# Start of Quoted passage

In order to put this presentation in appropriate context, it is necessary to outline the roles and responsibilities of the Department of Indian Affairs and Northern Development in general terms, and then focus on how we develop and deliver the environmental regulation of mining. It is intended today to outline how we see the regime changing fundamentally in Yukon and the Northwest Territories as we approach the division of the Northwest Territories and the creation of Nunavut in 1999 and as we implement the provisions of several different northern land claims.

It is our perception from working with northern chambers of mines that the mining industry is fully supportive of the need for environmental regulation, particularly where it is clear, technically feasible and fair. As you heard from the Mining Association of Canada, they become more animated in relation to the complexity, overlaps and lack of rigorous timeframes imposed within the regulatory environmental assessment process.

Many concerns relate to the lack of certainty. If the rules are unclear and the duration of the game is not specified, it is difficult to develop an effective game plan. Hence, it is important to remember that the mining industry is looking for an efficiency of regulation and assessment, not laissez-faire deregulation.

Much is made in national debate of the desirability of the concept of one window for delivering regulatory functions. We in DIAND not only have the legislative responsibility, but we also have the processes to operate that window.

The Department of Indian Affairs and Northern Development is responsible for coordinating the federal presence in the Northwest Territories and Yukon as set out in the Indian Affairs and Northern Development Act. The federal Crown still owns most of the minerals in the north. It assesses and collects and, when mandated to do so by recent land claims, arranges the distribution of royalties to each particular claimant.

# End of Quoted passage
# Start of Source material

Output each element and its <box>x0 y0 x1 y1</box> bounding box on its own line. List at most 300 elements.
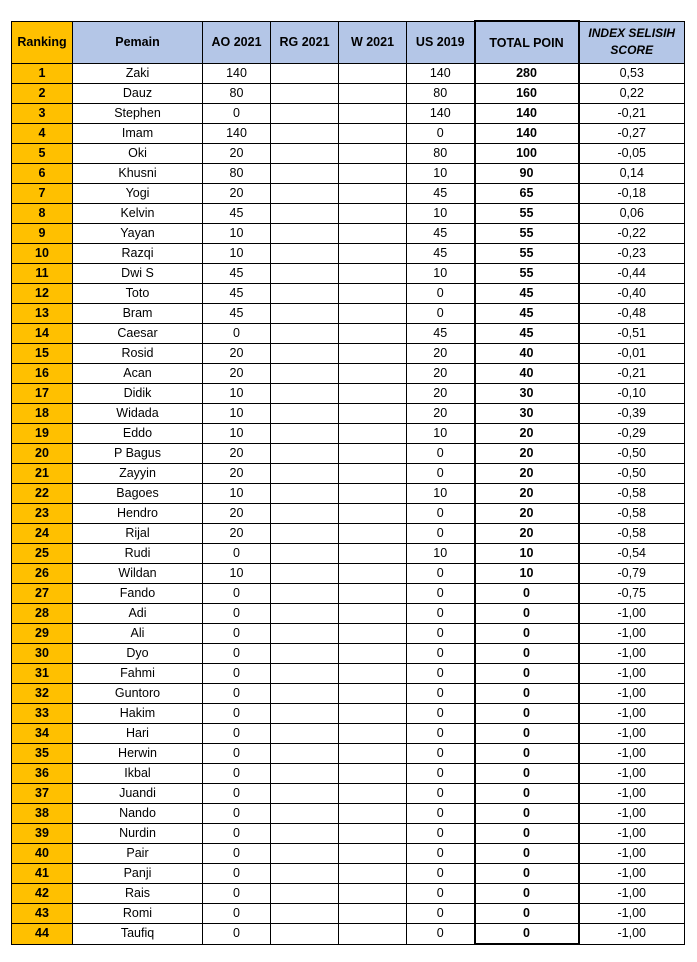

# End of Source material

* _Directives_
1. In the presentation excerpt on northern mining regulation, what does the mining industry want if not laissez-faire deregulation?
2. Summarize the presentation excerpt on northern mining regulation in two sentences.
3. Write the next paragraph of the presentation excerpt on northern mining regulation, picking up after its final sentence.

* _Answers below_
1. An efficiency of regulation and assessment.

2. The Department of Indian Affairs and Northern Development coordinates the federal presence in Yukon and the Northwest Territories, where the federal Crown owns most minerals, and the presentation explains how mining's environmental regulation will change with the creation of Nunavut in 1999 and new land claims. The mining industry supports clear, feasible and fair environmental regulation but objects to complexity, overlaps and a lack of firm timeframes, and it wants efficient regulation rather than deregulation.

3.
The minister of DIAND has responsibility for the management of mineral resources in Yukon under the Yukon Quartz Mining Act and the Yukon Placer Mining Act, and in the Northwest Territories under the Territorial Lands Act and the supporting regulations, the Canada mining regulations. Mineral rights are regulated through respective mining recorders in the north and are broadly similar to those governing mining in the provinces.

The two territories comprise 40% of Canada's land mass. This vast area contains a wide variety of geological environments with enormous mineral potential. Infrastructure for the northern mining industry is in an early stage of development, however. Much of the mineral potential remains to be identified by exploration and subsequent development in an environmentally acceptable manner for the benefit of Canadians in general and northerners in particular.

Only a few years ago, no serious thought was given to diamond mining, how a diamond mine might develop or the need for it to be environmentally regulated. Now it is the mining activity with the most potential for jobs, revenues and taxes. Diamond mining areas around the world are not noted for being problem-plagued environmentally, and there is no reason to anticipate that the Canadian scene will be different.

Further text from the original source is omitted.